◆ **Directions for this task**: Filter the lines below, copying only those with the string "ດຕາມການຖ".

%%

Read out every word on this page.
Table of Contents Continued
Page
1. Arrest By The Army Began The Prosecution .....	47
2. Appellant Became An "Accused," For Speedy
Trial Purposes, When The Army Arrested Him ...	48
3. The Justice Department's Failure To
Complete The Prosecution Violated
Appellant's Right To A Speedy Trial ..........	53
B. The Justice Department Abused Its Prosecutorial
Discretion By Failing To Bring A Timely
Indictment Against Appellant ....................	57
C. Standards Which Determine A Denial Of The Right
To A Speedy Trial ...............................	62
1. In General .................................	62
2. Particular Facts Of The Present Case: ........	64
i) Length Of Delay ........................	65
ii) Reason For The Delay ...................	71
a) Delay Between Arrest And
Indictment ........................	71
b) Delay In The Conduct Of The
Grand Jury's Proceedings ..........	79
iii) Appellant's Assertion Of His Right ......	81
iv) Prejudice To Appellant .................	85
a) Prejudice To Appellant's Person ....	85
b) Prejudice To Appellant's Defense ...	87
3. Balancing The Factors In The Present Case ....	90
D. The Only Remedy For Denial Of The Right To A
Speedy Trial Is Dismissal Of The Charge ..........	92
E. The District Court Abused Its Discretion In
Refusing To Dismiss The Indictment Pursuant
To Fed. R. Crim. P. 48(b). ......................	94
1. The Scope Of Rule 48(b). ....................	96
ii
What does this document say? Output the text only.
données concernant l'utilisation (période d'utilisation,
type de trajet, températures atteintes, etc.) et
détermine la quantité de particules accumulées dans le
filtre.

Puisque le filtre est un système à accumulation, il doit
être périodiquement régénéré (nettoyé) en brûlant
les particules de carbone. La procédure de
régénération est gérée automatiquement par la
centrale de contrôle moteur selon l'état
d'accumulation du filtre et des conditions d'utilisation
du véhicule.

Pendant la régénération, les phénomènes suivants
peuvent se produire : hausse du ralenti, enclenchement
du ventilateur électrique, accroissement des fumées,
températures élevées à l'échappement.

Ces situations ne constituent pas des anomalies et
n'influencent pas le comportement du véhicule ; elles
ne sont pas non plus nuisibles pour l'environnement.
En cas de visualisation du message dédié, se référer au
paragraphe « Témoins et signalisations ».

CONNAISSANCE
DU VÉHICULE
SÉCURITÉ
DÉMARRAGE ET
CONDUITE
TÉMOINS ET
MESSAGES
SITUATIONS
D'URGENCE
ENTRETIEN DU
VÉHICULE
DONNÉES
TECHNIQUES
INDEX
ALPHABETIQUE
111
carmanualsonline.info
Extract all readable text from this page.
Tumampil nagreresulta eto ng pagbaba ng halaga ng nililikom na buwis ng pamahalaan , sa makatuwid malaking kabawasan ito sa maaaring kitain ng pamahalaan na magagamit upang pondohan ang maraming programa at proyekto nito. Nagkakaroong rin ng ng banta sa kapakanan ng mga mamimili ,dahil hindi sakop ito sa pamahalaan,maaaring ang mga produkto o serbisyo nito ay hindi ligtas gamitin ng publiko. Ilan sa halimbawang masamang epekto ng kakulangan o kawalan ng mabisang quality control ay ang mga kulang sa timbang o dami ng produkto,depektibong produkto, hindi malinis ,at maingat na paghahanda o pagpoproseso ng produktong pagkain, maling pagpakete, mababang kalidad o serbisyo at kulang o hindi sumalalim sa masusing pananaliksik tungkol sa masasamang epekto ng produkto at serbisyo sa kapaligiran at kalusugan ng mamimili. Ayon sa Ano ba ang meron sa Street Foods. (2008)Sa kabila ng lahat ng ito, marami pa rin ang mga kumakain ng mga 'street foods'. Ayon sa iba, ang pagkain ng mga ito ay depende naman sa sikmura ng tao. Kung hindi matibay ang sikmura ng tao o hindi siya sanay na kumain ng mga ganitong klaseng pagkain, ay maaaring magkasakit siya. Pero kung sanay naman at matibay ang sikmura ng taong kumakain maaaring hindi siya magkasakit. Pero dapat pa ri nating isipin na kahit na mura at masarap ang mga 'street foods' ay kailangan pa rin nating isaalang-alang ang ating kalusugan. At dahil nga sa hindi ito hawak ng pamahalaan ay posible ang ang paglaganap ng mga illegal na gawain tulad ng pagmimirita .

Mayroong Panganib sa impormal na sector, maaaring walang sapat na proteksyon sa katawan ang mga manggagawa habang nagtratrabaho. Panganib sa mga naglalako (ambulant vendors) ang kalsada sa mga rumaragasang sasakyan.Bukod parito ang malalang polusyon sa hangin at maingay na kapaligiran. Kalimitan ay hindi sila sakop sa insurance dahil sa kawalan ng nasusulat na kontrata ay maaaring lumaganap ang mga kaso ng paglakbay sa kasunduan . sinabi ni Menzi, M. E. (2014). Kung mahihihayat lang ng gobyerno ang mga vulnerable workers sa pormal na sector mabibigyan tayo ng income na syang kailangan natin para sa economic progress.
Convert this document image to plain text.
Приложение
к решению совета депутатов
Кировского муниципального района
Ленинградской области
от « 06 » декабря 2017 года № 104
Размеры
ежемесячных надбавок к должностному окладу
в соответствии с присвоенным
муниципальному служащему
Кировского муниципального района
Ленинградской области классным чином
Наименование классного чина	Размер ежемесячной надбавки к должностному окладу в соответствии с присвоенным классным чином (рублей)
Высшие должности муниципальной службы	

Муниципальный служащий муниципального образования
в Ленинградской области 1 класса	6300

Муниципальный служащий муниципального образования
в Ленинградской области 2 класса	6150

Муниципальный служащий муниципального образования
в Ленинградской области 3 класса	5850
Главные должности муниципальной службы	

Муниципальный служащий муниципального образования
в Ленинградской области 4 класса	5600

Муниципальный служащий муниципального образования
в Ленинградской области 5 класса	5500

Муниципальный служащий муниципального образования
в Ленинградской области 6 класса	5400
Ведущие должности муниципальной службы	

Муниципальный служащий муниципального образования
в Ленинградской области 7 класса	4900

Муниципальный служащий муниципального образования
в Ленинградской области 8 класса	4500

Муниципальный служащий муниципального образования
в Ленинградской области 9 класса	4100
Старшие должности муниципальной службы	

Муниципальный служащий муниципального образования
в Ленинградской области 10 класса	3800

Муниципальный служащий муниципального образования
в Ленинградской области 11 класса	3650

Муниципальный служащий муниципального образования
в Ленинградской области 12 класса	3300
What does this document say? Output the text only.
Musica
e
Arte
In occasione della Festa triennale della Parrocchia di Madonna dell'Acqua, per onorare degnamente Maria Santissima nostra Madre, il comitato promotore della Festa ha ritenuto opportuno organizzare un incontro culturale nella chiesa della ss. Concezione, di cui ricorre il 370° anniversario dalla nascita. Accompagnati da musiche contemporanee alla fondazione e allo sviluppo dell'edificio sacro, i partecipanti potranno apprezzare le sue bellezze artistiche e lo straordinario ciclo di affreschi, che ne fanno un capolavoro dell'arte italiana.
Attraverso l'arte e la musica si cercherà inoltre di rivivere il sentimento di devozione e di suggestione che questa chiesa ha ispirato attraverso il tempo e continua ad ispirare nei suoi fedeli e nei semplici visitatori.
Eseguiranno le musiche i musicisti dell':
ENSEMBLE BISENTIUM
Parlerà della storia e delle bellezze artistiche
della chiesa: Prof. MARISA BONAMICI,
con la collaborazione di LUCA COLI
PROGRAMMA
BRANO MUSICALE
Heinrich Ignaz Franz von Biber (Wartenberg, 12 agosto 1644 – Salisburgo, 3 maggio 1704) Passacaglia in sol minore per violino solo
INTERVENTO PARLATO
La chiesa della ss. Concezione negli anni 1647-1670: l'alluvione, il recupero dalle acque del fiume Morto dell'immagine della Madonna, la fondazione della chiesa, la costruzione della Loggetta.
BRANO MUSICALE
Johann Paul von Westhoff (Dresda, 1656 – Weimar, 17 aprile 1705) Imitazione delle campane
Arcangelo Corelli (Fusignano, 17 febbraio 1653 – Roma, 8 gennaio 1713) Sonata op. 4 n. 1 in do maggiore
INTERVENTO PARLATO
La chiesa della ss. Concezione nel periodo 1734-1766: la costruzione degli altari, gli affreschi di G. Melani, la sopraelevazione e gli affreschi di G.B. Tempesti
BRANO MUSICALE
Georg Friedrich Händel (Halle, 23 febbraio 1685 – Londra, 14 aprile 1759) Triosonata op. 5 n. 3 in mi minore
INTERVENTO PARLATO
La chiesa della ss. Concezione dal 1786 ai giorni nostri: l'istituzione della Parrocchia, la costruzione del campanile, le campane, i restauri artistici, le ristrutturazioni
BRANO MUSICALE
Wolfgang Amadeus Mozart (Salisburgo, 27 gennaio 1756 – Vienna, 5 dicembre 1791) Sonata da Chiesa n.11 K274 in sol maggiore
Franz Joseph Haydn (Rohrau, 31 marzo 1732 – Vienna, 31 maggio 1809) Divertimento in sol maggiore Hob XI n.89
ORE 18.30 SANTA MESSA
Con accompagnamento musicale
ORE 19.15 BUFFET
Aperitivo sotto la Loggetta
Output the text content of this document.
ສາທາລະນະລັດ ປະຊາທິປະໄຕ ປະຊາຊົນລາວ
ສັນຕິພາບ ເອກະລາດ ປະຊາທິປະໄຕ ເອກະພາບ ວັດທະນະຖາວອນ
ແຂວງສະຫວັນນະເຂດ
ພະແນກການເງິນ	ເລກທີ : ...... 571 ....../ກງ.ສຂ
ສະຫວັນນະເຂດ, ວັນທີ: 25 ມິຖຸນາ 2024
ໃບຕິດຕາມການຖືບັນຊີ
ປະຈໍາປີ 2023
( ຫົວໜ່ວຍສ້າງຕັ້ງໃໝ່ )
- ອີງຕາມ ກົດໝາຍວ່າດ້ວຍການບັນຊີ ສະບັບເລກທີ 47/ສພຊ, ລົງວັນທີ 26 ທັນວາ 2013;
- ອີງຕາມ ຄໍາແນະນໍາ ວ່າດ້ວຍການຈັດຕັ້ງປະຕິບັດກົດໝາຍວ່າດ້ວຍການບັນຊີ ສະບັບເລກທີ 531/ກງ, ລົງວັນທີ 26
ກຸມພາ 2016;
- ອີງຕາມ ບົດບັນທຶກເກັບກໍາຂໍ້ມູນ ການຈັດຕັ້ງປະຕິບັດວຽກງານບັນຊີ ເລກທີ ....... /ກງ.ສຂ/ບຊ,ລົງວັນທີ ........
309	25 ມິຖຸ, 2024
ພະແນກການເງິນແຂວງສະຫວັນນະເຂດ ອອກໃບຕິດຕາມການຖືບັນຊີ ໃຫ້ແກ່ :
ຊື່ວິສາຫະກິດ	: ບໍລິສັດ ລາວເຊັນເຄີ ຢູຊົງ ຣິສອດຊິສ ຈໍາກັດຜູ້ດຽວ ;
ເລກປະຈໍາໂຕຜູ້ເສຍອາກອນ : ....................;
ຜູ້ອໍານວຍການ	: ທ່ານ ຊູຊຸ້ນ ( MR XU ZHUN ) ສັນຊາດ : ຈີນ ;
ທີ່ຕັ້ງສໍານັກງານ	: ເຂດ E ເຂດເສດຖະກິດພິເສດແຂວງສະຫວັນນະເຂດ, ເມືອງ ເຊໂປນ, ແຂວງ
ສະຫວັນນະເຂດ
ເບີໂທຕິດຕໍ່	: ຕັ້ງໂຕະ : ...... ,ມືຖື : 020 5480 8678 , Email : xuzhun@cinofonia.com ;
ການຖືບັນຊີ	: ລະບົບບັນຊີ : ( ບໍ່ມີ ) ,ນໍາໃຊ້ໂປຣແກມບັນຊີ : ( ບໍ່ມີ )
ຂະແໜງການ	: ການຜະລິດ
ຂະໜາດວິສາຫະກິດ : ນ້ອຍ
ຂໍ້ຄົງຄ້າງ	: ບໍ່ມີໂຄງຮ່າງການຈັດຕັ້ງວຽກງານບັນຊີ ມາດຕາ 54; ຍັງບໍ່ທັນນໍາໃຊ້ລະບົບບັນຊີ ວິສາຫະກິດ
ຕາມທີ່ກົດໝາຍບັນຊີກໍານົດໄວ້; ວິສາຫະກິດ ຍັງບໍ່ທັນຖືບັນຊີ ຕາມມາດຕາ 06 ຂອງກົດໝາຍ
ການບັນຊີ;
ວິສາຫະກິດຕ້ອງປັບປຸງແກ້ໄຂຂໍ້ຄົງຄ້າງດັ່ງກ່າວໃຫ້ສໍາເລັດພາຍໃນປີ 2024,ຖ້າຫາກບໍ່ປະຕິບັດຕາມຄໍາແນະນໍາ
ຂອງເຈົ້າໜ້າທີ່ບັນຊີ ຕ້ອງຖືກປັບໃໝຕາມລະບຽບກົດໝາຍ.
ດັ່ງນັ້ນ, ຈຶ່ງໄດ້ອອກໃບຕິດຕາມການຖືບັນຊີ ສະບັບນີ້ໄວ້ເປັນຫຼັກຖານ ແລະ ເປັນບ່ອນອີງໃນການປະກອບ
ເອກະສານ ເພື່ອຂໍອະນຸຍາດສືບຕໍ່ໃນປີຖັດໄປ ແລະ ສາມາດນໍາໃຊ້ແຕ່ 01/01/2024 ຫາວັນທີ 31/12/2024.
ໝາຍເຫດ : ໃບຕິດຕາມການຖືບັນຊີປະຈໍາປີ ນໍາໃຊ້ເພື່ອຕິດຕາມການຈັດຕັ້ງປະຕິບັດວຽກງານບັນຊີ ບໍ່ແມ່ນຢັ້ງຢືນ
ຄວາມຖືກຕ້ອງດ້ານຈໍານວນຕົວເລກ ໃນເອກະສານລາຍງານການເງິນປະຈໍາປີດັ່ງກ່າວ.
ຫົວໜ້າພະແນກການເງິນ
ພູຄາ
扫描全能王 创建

%%

◆ **Expected answer**:
ໃບຕິດຕາມການຖືບັນຊີ
ພະແນກການເງິນແຂວງສະຫວັນນະເຂດ ອອກໃບຕິດຕາມການຖືບັນຊີ ໃຫ້ແກ່ :
ດັ່ງນັ້ນ, ຈຶ່ງໄດ້ອອກໃບຕິດຕາມການຖືບັນຊີ ສະບັບນີ້ໄວ້ເປັນຫຼັກຖານ ແລະ ເປັນບ່ອນອີງໃນການປະກອບ
ໝາຍເຫດ : ໃບຕິດຕາມການຖືບັນຊີປະຈໍາປີ ນໍາໃຊ້ເພື່ອຕິດຕາມການຈັດຕັ້ງປະຕິບັດວຽກງານບັນຊີ ບໍ່ແມ່ນຢັ້ງຢືນ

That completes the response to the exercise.